#### Instructions for the task
Write out exactly, please, the lines from the one containing "Extract the structured" to the end of the material.

#### Source material
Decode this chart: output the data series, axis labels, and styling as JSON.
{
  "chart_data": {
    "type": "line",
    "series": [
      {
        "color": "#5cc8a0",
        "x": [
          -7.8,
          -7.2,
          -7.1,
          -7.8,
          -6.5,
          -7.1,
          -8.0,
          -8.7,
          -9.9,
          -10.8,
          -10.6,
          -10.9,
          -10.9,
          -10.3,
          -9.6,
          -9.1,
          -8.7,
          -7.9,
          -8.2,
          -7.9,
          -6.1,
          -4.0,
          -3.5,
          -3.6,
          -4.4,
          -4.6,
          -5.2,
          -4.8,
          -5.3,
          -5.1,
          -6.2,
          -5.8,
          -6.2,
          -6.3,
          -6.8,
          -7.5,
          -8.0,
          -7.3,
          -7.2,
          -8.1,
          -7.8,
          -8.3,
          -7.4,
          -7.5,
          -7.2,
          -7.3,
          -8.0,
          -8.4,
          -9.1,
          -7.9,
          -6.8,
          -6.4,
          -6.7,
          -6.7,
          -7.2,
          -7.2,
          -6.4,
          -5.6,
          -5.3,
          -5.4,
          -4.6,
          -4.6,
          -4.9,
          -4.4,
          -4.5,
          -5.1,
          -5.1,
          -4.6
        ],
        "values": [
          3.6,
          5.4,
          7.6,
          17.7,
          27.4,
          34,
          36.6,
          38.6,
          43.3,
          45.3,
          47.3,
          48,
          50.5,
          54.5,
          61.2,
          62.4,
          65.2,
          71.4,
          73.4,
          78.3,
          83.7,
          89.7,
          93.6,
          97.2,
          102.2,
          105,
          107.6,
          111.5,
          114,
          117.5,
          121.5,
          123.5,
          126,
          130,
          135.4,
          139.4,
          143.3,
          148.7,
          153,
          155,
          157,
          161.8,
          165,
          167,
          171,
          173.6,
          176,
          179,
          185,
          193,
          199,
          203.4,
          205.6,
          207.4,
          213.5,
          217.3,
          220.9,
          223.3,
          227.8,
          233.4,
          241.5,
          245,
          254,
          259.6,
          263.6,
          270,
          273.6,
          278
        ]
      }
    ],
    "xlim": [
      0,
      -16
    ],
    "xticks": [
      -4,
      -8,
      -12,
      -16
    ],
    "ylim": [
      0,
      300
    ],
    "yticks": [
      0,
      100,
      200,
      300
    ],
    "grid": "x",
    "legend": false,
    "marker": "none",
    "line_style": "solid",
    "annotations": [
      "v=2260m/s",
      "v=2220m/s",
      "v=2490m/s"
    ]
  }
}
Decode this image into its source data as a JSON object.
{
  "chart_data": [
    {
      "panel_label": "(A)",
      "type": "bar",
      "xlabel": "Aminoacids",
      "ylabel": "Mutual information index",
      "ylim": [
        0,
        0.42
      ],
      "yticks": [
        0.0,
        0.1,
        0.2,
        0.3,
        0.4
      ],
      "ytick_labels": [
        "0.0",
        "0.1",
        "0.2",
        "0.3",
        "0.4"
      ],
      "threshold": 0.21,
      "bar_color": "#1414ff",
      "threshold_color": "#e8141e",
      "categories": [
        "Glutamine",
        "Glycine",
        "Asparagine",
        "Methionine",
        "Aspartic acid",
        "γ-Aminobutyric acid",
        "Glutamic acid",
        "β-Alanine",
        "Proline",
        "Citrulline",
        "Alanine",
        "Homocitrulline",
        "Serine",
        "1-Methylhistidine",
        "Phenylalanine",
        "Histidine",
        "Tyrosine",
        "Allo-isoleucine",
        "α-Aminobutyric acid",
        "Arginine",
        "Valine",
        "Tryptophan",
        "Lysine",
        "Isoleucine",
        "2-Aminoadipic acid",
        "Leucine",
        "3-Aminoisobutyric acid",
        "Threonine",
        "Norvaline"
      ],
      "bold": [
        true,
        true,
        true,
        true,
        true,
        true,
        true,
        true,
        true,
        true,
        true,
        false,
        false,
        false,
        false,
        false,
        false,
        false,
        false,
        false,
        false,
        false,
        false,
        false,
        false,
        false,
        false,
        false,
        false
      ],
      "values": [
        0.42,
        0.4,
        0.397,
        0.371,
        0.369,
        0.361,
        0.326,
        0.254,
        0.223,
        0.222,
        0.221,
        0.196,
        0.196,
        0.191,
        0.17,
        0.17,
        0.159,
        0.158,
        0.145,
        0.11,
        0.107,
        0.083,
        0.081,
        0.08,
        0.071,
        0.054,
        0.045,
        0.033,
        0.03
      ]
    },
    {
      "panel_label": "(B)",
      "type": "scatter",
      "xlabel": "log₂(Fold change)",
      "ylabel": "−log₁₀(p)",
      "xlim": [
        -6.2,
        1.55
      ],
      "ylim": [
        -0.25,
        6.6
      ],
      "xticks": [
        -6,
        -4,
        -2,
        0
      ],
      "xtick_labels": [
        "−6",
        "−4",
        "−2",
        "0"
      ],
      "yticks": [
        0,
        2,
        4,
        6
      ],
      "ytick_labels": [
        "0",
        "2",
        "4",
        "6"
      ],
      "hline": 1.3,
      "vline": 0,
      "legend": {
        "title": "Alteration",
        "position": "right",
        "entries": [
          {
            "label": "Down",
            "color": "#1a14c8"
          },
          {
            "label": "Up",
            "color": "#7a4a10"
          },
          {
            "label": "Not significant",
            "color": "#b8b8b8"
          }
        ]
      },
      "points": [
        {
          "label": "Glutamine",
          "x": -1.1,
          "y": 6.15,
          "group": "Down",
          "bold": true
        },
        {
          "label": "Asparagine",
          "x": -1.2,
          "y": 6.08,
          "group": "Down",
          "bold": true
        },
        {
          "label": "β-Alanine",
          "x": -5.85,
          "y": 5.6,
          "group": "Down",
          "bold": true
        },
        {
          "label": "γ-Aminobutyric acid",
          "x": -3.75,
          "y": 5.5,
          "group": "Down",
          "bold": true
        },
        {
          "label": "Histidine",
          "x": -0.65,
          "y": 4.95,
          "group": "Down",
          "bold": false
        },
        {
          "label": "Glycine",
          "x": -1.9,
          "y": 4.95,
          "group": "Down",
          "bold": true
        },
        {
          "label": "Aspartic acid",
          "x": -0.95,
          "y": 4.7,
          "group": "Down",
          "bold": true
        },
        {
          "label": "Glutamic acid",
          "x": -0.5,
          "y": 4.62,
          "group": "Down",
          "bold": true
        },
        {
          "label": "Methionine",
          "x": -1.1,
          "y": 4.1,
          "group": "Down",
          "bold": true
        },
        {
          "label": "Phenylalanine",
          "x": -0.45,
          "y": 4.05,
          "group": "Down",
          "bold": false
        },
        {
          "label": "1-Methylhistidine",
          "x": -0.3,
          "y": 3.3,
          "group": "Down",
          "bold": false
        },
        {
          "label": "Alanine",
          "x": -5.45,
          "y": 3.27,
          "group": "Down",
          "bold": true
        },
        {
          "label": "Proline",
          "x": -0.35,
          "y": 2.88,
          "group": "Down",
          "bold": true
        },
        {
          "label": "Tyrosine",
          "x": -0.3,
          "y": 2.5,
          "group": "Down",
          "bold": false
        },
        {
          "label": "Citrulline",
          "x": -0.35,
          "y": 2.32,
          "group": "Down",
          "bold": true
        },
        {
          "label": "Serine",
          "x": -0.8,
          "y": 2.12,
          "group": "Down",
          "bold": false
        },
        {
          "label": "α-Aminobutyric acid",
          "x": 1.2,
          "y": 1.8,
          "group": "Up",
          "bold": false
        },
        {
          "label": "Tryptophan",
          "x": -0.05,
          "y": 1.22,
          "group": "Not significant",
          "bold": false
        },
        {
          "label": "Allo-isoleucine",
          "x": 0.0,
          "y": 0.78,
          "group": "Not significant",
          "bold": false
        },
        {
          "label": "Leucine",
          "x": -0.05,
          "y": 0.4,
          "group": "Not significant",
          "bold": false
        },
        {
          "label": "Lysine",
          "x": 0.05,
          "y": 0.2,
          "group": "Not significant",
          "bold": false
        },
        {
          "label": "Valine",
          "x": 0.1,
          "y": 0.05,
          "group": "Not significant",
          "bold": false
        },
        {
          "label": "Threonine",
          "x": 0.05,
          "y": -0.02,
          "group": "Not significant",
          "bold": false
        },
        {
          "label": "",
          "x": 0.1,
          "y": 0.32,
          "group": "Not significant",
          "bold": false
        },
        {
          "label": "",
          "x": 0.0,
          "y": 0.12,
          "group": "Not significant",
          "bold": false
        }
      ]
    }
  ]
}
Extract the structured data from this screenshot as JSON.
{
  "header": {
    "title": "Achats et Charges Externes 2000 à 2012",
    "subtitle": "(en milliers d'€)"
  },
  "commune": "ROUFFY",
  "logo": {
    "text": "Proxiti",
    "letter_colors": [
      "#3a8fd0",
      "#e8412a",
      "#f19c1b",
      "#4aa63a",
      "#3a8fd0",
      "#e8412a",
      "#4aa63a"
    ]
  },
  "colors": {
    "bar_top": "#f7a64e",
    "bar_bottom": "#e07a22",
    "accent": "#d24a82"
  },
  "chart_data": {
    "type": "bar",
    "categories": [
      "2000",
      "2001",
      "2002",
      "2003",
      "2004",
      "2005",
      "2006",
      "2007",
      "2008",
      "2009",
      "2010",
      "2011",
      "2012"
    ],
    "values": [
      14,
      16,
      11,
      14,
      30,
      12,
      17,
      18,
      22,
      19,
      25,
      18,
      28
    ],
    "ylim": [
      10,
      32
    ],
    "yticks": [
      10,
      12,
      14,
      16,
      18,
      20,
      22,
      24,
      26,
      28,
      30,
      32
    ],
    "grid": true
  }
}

#### Solution to this exercise
Extract the structured data from this screenshot as JSON.
{
  "header": {
    "title": "Achats et Charges Externes 2000 à 2012",
    "subtitle": "(en milliers d'€)"
  },
  "commune": "ROUFFY",
  "logo": {
    "text": "Proxiti",
    "letter_colors": [
      "#3a8fd0",
      "#e8412a",
      "#f19c1b",
      "#4aa63a",
      "#3a8fd0",
      "#e8412a",
      "#4aa63a"
    ]
  },
  "colors": {
    "bar_top": "#f7a64e",
    "bar_bottom": "#e07a22",
    "accent": "#d24a82"
  },
  "chart_data": {
    "type": "bar",
    "categories": [
      "2000",
      "2001",
      "2002",
      "2003",
      "2004",
      "2005",
      "2006",
      "2007",
      "2008",
      "2009",
      "2010",
      "2011",
      "2012"
    ],
    "values": [
      14,
      16,
      11,
      14,
      30,
      12,
      17,
      18,
      22,
      19,
      25,
      18,
      28
    ],
    "ylim": [
      10,
      32
    ],
    "yticks": [
      10,
      12,
      14,
      16,
      18,
      20,
      22,
      24,
      26,
      28,
      30,
      32
    ],
    "grid": true
  }
}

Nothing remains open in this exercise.